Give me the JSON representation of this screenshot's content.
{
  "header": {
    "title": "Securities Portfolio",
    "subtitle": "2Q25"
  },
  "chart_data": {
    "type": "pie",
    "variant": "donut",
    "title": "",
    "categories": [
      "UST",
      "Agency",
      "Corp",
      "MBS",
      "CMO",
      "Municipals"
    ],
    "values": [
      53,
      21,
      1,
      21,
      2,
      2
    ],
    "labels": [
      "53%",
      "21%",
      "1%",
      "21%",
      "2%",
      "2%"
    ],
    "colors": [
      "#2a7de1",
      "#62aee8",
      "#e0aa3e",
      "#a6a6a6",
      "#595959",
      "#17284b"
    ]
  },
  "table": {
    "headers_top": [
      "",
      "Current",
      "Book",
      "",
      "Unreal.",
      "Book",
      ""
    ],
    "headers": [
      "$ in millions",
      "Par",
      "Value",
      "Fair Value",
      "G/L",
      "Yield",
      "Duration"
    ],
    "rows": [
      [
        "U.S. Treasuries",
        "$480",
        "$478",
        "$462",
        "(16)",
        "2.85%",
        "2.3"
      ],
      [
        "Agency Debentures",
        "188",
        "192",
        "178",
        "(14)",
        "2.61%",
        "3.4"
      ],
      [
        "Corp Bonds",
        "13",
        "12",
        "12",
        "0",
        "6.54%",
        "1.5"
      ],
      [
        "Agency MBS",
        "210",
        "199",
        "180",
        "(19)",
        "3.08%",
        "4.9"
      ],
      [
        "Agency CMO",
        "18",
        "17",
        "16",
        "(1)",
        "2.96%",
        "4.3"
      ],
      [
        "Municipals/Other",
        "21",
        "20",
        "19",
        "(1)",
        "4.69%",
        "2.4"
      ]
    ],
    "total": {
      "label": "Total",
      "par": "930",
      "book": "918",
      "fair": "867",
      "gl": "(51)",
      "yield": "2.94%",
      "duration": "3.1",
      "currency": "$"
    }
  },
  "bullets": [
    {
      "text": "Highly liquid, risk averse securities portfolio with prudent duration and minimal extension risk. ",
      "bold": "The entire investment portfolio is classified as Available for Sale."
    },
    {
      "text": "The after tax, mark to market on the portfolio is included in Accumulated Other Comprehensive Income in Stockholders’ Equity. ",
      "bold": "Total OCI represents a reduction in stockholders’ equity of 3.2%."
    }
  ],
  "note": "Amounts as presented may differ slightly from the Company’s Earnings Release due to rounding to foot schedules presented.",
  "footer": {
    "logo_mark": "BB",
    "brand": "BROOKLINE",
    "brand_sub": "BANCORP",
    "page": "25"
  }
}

● ● ● ● ●

| What the task requires |
Take the material above and return all of it exactly.

| Result for this task |
Give me the JSON representation of this screenshot's content.
{
  "header": {
    "title": "Securities Portfolio",
    "subtitle": "2Q25"
  },
  "chart_data": {
    "type": "pie",
    "variant": "donut",
    "title": "",
    "categories": [
      "UST",
      "Agency",
      "Corp",
      "MBS",
      "CMO",
      "Municipals"
    ],
    "values": [
      53,
      21,
      1,
      21,
      2,
      2
    ],
    "labels": [
      "53%",
      "21%",
      "1%",
      "21%",
      "2%",
      "2%"
    ],
    "colors": [
      "#2a7de1",
      "#62aee8",
      "#e0aa3e",
      "#a6a6a6",
      "#595959",
      "#17284b"
    ]
  },
  "table": {
    "headers_top": [
      "",
      "Current",
      "Book",
      "",
      "Unreal.",
      "Book",
      ""
    ],
    "headers": [
      "$ in millions",
      "Par",
      "Value",
      "Fair Value",
      "G/L",
      "Yield",
      "Duration"
    ],
    "rows": [
      [
        "U.S. Treasuries",
        "$480",
        "$478",
        "$462",
        "(16)",
        "2.85%",
        "2.3"
      ],
      [
        "Agency Debentures",
        "188",
        "192",
        "178",
        "(14)",
        "2.61%",
        "3.4"
      ],
      [
        "Corp Bonds",
        "13",
        "12",
        "12",
        "0",
        "6.54%",
        "1.5"
      ],
      [
        "Agency MBS",
        "210",
        "199",
        "180",
        "(19)",
        "3.08%",
        "4.9"
      ],
      [
        "Agency CMO",
        "18",
        "17",
        "16",
        "(1)",
        "2.96%",
        "4.3"
      ],
      [
        "Municipals/Other",
        "21",
        "20",
        "19",
        "(1)",
        "4.69%",
        "2.4"
      ]
    ],
    "total": {
      "label": "Total",
      "par": "930",
      "book": "918",
      "fair": "867",
      "gl": "(51)",
      "yield": "2.94%",
      "duration": "3.1",
      "currency": "$"
    }
  },
  "bullets": [
    {
      "text": "Highly liquid, risk averse securities portfolio with prudent duration and minimal extension risk. ",
      "bold": "The entire investment portfolio is classified as Available for Sale."
    },
    {
      "text": "The after tax, mark to market on the portfolio is included in Accumulated Other Comprehensive Income in Stockholders’ Equity. ",
      "bold": "Total OCI represents a reduction in stockholders’ equity of 3.2%."
    }
  ],
  "note": "Amounts as presented may differ slightly from the Company’s Earnings Release due to rounding to foot schedules presented.",
  "footer": {
    "logo_mark": "BB",
    "brand": "BROOKLINE",
    "brand_sub": "BANCORP",
    "page": "25"
  }
}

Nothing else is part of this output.